— BEGIN —

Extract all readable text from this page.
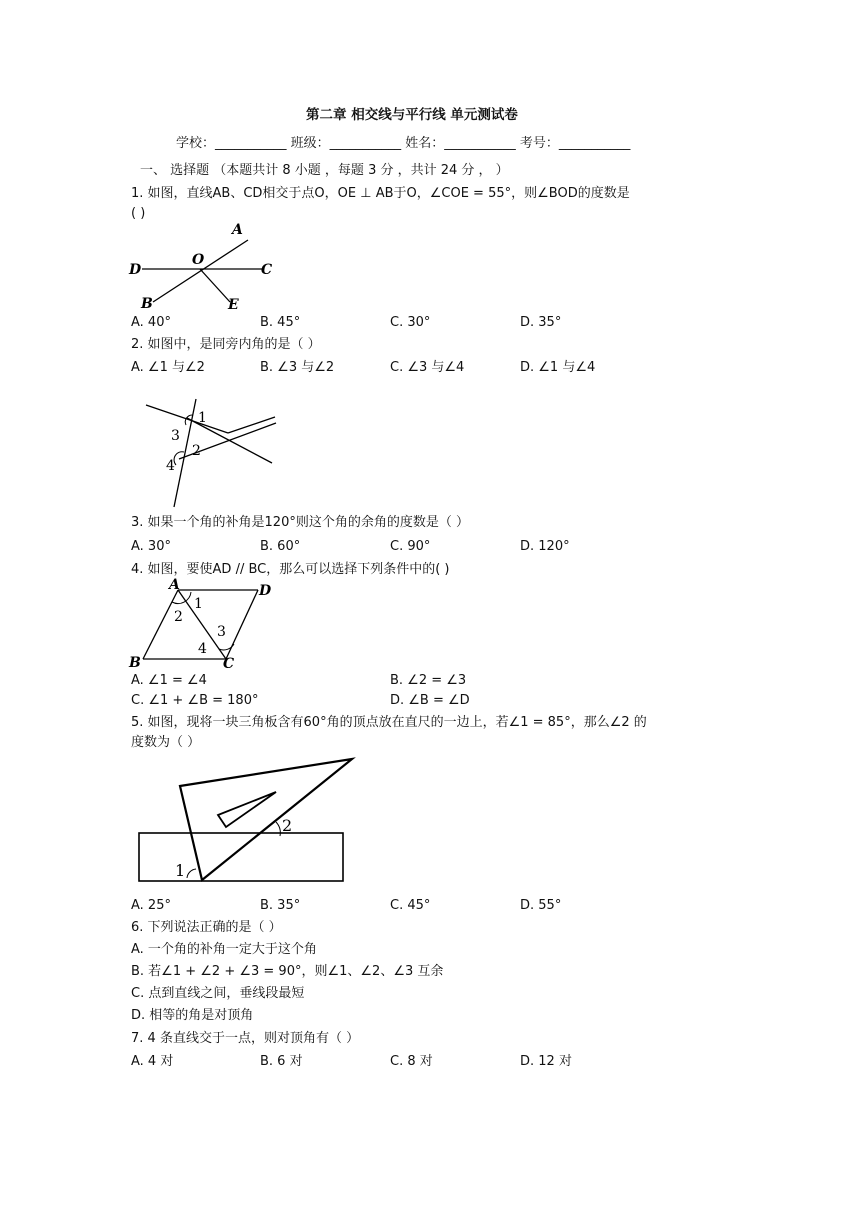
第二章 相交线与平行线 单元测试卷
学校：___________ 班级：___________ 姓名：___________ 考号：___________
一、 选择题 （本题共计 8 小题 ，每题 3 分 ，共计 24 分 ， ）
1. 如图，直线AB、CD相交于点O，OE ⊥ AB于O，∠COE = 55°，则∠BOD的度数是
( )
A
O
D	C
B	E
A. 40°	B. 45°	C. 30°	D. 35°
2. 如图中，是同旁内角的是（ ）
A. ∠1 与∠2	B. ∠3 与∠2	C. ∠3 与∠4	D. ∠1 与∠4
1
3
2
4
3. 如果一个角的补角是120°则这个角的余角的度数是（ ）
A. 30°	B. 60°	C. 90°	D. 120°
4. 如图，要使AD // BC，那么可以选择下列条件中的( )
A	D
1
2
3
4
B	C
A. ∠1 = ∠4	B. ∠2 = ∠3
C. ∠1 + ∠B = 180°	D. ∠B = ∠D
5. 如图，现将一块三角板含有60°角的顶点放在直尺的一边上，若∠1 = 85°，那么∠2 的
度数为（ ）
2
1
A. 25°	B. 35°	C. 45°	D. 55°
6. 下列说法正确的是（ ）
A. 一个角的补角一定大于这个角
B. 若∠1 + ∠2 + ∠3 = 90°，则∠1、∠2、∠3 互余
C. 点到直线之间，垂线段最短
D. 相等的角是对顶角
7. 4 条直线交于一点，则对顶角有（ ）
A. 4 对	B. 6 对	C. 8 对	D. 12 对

— END —

SET EXERCISE ::
Transcribe the full listing above exactly as it stands, minus the pictures.

SOLUTION BELOW ::
Extract all readable text from this page.
第二章 相交线与平行线 单元测试卷
学校：___________ 班级：___________ 姓名：___________ 考号：___________
一、 选择题 （本题共计 8 小题 ，每题 3 分 ，共计 24 分 ， ）
1. 如图，直线AB、CD相交于点O，OE ⊥ AB于O，∠COE = 55°，则∠BOD的度数是
( )
A
O
D	C
B	E
A. 40°	B. 45°	C. 30°	D. 35°
2. 如图中，是同旁内角的是（ ）
A. ∠1 与∠2	B. ∠3 与∠2	C. ∠3 与∠4	D. ∠1 与∠4
1
3
2
4
3. 如果一个角的补角是120°则这个角的余角的度数是（ ）
A. 30°	B. 60°	C. 90°	D. 120°
4. 如图，要使AD // BC，那么可以选择下列条件中的( )
A	D
1
2
3
4
B	C
A. ∠1 = ∠4	B. ∠2 = ∠3
C. ∠1 + ∠B = 180°	D. ∠B = ∠D
5. 如图，现将一块三角板含有60°角的顶点放在直尺的一边上，若∠1 = 85°，那么∠2 的
度数为（ ）
2
1
A. 25°	B. 35°	C. 45°	D. 55°
6. 下列说法正确的是（ ）
A. 一个角的补角一定大于这个角
B. 若∠1 + ∠2 + ∠3 = 90°，则∠1、∠2、∠3 互余
C. 点到直线之间，垂线段最短
D. 相等的角是对顶角
7. 4 条直线交于一点，则对顶角有（ ）
A. 4 对	B. 6 对	C. 8 对	D. 12 对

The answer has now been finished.